SET PROBLEM:
Transcribe all of the records precisely as they are presented.

ENTRIES:
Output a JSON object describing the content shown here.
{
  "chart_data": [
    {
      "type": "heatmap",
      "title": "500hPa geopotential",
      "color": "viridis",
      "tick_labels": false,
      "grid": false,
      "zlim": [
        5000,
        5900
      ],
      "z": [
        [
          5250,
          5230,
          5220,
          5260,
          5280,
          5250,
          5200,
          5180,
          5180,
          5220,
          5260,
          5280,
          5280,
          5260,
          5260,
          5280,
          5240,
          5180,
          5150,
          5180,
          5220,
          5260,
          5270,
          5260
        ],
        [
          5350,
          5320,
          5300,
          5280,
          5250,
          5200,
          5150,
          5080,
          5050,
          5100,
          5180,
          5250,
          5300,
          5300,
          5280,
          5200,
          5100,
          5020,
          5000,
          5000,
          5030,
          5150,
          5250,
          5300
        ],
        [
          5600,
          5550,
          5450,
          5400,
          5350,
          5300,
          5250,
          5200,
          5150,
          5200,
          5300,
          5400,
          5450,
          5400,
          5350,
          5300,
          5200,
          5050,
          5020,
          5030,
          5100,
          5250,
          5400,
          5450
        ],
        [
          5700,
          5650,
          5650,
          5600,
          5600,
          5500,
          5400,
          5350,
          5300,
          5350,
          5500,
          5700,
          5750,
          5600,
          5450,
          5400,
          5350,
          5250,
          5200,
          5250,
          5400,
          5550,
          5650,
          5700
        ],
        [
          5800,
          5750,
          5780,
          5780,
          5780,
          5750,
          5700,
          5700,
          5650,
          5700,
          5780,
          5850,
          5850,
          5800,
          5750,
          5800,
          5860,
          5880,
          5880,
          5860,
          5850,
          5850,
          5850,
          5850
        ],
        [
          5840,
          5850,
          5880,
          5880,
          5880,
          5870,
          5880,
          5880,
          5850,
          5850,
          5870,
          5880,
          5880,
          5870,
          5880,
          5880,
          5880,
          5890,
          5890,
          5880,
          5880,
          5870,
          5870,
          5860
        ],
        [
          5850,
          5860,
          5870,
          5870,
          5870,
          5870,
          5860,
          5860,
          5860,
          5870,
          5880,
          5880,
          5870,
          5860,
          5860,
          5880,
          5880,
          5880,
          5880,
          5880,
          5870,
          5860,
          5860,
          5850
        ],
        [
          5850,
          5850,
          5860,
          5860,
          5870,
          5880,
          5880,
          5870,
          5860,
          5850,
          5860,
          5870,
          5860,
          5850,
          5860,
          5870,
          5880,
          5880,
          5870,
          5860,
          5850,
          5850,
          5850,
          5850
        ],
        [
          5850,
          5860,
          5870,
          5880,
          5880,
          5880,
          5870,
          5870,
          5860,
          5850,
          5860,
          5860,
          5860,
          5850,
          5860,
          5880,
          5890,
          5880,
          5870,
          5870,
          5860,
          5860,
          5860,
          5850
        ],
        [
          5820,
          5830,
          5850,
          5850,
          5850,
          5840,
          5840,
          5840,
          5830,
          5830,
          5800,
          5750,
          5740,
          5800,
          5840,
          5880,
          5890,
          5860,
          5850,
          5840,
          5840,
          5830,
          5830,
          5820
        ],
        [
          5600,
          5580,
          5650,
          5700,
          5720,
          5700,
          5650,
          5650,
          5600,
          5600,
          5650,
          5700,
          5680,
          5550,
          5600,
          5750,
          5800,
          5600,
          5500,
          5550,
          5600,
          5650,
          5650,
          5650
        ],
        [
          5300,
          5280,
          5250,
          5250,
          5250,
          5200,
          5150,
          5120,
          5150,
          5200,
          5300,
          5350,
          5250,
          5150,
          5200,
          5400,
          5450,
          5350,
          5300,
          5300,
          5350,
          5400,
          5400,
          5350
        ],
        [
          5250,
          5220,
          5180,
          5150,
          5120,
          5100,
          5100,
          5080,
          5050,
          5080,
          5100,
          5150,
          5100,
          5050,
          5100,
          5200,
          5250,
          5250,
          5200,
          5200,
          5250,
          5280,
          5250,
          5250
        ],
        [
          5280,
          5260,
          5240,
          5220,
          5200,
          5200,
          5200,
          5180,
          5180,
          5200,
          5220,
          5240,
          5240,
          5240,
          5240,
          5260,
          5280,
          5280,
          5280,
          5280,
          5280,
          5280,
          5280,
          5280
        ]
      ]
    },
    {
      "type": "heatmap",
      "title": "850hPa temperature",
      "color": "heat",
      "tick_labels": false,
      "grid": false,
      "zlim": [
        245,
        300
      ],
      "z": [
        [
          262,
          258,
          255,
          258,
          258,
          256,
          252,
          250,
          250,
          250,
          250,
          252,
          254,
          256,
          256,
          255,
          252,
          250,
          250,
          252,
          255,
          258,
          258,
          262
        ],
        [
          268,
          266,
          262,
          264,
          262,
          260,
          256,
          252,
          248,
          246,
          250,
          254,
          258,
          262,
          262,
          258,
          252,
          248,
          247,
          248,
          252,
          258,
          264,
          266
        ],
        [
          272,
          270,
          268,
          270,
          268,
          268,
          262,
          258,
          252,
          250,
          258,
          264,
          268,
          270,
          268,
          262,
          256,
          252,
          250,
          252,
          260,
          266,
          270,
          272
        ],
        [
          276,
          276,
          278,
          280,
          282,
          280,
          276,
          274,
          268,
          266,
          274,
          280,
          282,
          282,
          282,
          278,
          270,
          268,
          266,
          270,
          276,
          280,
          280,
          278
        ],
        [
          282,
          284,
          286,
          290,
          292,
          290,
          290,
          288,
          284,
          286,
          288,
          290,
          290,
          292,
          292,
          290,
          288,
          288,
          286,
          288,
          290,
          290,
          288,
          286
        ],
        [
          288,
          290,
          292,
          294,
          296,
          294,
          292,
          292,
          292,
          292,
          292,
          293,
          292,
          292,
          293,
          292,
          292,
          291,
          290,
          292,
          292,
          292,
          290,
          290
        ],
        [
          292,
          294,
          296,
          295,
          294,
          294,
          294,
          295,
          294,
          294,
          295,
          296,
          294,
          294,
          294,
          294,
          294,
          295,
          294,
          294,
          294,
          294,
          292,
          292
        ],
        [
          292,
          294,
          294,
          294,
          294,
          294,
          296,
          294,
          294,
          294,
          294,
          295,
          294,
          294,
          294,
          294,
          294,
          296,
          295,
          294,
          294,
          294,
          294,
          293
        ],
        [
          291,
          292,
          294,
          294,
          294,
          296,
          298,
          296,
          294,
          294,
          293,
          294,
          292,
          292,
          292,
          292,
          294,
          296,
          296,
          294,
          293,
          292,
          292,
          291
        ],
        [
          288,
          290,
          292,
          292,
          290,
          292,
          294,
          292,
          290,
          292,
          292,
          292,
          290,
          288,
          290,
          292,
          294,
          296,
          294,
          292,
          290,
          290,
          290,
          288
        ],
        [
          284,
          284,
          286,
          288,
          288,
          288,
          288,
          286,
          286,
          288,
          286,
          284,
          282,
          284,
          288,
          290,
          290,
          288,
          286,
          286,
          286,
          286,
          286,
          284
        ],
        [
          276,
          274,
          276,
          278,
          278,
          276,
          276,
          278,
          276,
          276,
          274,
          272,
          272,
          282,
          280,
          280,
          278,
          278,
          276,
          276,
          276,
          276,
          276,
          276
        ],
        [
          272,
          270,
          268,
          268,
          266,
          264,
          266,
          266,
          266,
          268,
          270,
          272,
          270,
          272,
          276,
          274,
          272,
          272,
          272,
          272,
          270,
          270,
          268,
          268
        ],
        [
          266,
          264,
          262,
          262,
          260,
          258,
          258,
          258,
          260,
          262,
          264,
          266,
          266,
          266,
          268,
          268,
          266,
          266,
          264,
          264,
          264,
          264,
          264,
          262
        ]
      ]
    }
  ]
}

SOLUTION:
Output a JSON object describing the content shown here.
{
  "chart_data": [
    {
      "type": "heatmap",
      "title": "500hPa geopotential",
      "color": "viridis",
      "tick_labels": false,
      "grid": false,
      "zlim": [
        5000,
        5900
      ],
      "z": [
        [
          5250,
          5230,
          5220,
          5260,
          5280,
          5250,
          5200,
          5180,
          5180,
          5220,
          5260,
          5280,
          5280,
          5260,
          5260,
          5280,
          5240,
          5180,
          5150,
          5180,
          5220,
          5260,
          5270,
          5260
        ],
        [
          5350,
          5320,
          5300,
          5280,
          5250,
          5200,
          5150,
          5080,
          5050,
          5100,
          5180,
          5250,
          5300,
          5300,
          5280,
          5200,
          5100,
          5020,
          5000,
          5000,
          5030,
          5150,
          5250,
          5300
        ],
        [
          5600,
          5550,
          5450,
          5400,
          5350,
          5300,
          5250,
          5200,
          5150,
          5200,
          5300,
          5400,
          5450,
          5400,
          5350,
          5300,
          5200,
          5050,
          5020,
          5030,
          5100,
          5250,
          5400,
          5450
        ],
        [
          5700,
          5650,
          5650,
          5600,
          5600,
          5500,
          5400,
          5350,
          5300,
          5350,
          5500,
          5700,
          5750,
          5600,
          5450,
          5400,
          5350,
          5250,
          5200,
          5250,
          5400,
          5550,
          5650,
          5700
        ],
        [
          5800,
          5750,
          5780,
          5780,
          5780,
          5750,
          5700,
          5700,
          5650,
          5700,
          5780,
          5850,
          5850,
          5800,
          5750,
          5800,
          5860,
          5880,
          5880,
          5860,
          5850,
          5850,
          5850,
          5850
        ],
        [
          5840,
          5850,
          5880,
          5880,
          5880,
          5870,
          5880,
          5880,
          5850,
          5850,
          5870,
          5880,
          5880,
          5870,
          5880,
          5880,
          5880,
          5890,
          5890,
          5880,
          5880,
          5870,
          5870,
          5860
        ],
        [
          5850,
          5860,
          5870,
          5870,
          5870,
          5870,
          5860,
          5860,
          5860,
          5870,
          5880,
          5880,
          5870,
          5860,
          5860,
          5880,
          5880,
          5880,
          5880,
          5880,
          5870,
          5860,
          5860,
          5850
        ],
        [
          5850,
          5850,
          5860,
          5860,
          5870,
          5880,
          5880,
          5870,
          5860,
          5850,
          5860,
          5870,
          5860,
          5850,
          5860,
          5870,
          5880,
          5880,
          5870,
          5860,
          5850,
          5850,
          5850,
          5850
        ],
        [
          5850,
          5860,
          5870,
          5880,
          5880,
          5880,
          5870,
          5870,
          5860,
          5850,
          5860,
          5860,
          5860,
          5850,
          5860,
          5880,
          5890,
          5880,
          5870,
          5870,
          5860,
          5860,
          5860,
          5850
        ],
        [
          5820,
          5830,
          5850,
          5850,
          5850,
          5840,
          5840,
          5840,
          5830,
          5830,
          5800,
          5750,
          5740,
          5800,
          5840,
          5880,
          5890,
          5860,
          5850,
          5840,
          5840,
          5830,
          5830,
          5820
        ],
        [
          5600,
          5580,
          5650,
          5700,
          5720,
          5700,
          5650,
          5650,
          5600,
          5600,
          5650,
          5700,
          5680,
          5550,
          5600,
          5750,
          5800,
          5600,
          5500,
          5550,
          5600,
          5650,
          5650,
          5650
        ],
        [
          5300,
          5280,
          5250,
          5250,
          5250,
          5200,
          5150,
          5120,
          5150,
          5200,
          5300,
          5350,
          5250,
          5150,
          5200,
          5400,
          5450,
          5350,
          5300,
          5300,
          5350,
          5400,
          5400,
          5350
        ],
        [
          5250,
          5220,
          5180,
          5150,
          5120,
          5100,
          5100,
          5080,
          5050,
          5080,
          5100,
          5150,
          5100,
          5050,
          5100,
          5200,
          5250,
          5250,
          5200,
          5200,
          5250,
          5280,
          5250,
          5250
        ],
        [
          5280,
          5260,
          5240,
          5220,
          5200,
          5200,
          5200,
          5180,
          5180,
          5200,
          5220,
          5240,
          5240,
          5240,
          5240,
          5260,
          5280,
          5280,
          5280,
          5280,
          5280,
          5280,
          5280,
          5280
        ]
      ]
    },
    {
      "type": "heatmap",
      "title": "850hPa temperature",
      "color": "heat",
      "tick_labels": false,
      "grid": false,
      "zlim": [
        245,
        300
      ],
      "z": [
        [
          262,
          258,
          255,
          258,
          258,
          256,
          252,
          250,
          250,
          250,
          250,
          252,
          254,
          256,
          256,
          255,
          252,
          250,
          250,
          252,
          255,
          258,
          258,
          262
        ],
        [
          268,
          266,
          262,
          264,
          262,
          260,
          256,
          252,
          248,
          246,
          250,
          254,
          258,
          262,
          262,
          258,
          252,
          248,
          247,
          248,
          252,
          258,
          264,
          266
        ],
        [
          272,
          270,
          268,
          270,
          268,
          268,
          262,
          258,
          252,
          250,
          258,
          264,
          268,
          270,
          268,
          262,
          256,
          252,
          250,
          252,
          260,
          266,
          270,
          272
        ],
        [
          276,
          276,
          278,
          280,
          282,
          280,
          276,
          274,
          268,
          266,
          274,
          280,
          282,
          282,
          282,
          278,
          270,
          268,
          266,
          270,
          276,
          280,
          280,
          278
        ],
        [
          282,
          284,
          286,
          290,
          292,
          290,
          290,
          288,
          284,
          286,
          288,
          290,
          290,
          292,
          292,
          290,
          288,
          288,
          286,
          288,
          290,
          290,
          288,
          286
        ],
        [
          288,
          290,
          292,
          294,
          296,
          294,
          292,
          292,
          292,
          292,
          292,
          293,
          292,
          292,
          293,
          292,
          292,
          291,
          290,
          292,
          292,
          292,
          290,
          290
        ],
        [
          292,
          294,
          296,
          295,
          294,
          294,
          294,
          295,
          294,
          294,
          295,
          296,
          294,
          294,
          294,
          294,
          294,
          295,
          294,
          294,
          294,
          294,
          292,
          292
        ],
        [
          292,
          294,
          294,
          294,
          294,
          294,
          296,
          294,
          294,
          294,
          294,
          295,
          294,
          294,
          294,
          294,
          294,
          296,
          295,
          294,
          294,
          294,
          294,
          293
        ],
        [
          291,
          292,
          294,
          294,
          294,
          296,
          298,
          296,
          294,
          294,
          293,
          294,
          292,
          292,
          292,
          292,
          294,
          296,
          296,
          294,
          293,
          292,
          292,
          291
        ],
        [
          288,
          290,
          292,
          292,
          290,
          292,
          294,
          292,
          290,
          292,
          292,
          292,
          290,
          288,
          290,
          292,
          294,
          296,
          294,
          292,
          290,
          290,
          290,
          288
        ],
        [
          284,
          284,
          286,
          288,
          288,
          288,
          288,
          286,
          286,
          288,
          286,
          284,
          282,
          284,
          288,
          290,
          290,
          288,
          286,
          286,
          286,
          286,
          286,
          284
        ],
        [
          276,
          274,
          276,
          278,
          278,
          276,
          276,
          278,
          276,
          276,
          274,
          272,
          272,
          282,
          280,
          280,
          278,
          278,
          276,
          276,
          276,
          276,
          276,
          276
        ],
        [
          272,
          270,
          268,
          268,
          266,
          264,
          266,
          266,
          266,
          268,
          270,
          272,
          270,
          272,
          276,
          274,
          272,
          272,
          272,
          272,
          270,
          270,
          268,
          268
        ],
        [
          266,
          264,
          262,
          262,
          260,
          258,
          258,
          258,
          260,
          262,
          264,
          266,
          266,
          266,
          268,
          268,
          266,
          266,
          264,
          264,
          264,
          264,
          264,
          262
        ]
      ]
    }
  ]
}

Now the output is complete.